Return the entries verbatim and drop every picture.

Data excerpts:
====================

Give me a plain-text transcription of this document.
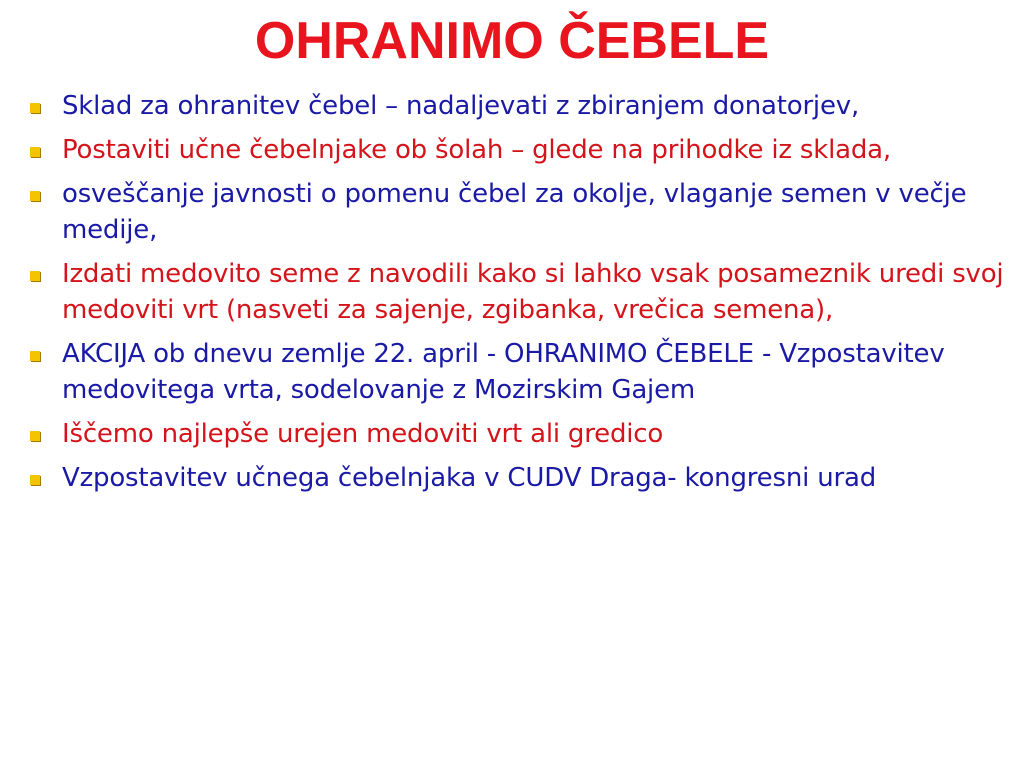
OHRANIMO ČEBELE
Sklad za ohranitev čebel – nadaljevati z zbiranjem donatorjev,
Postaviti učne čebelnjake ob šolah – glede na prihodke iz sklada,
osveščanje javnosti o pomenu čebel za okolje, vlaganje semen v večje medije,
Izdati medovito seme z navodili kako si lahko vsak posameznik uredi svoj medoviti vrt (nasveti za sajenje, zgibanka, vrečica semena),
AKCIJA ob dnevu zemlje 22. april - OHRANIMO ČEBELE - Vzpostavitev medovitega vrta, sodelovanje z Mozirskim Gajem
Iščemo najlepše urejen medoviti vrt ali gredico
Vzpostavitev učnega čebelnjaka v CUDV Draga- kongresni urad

====================

▶ [EXERCISE OUTPUT]:
Give me a plain-text transcription of this document.
OHRANIMO ČEBELE
Sklad za ohranitev čebel – nadaljevati z zbiranjem donatorjev,
Postaviti učne čebelnjake ob šolah – glede na prihodke iz sklada,
osveščanje javnosti o pomenu čebel za okolje, vlaganje semen v večje medije,
Izdati medovito seme z navodili kako si lahko vsak posameznik uredi svoj medoviti vrt (nasveti za sajenje, zgibanka, vrečica semena),
AKCIJA ob dnevu zemlje 22. april - OHRANIMO ČEBELE - Vzpostavitev medovitega vrta, sodelovanje z Mozirskim Gajem
Iščemo najlepše urejen medoviti vrt ali gredico
Vzpostavitev učnega čebelnjaka v CUDV Draga- kongresni urad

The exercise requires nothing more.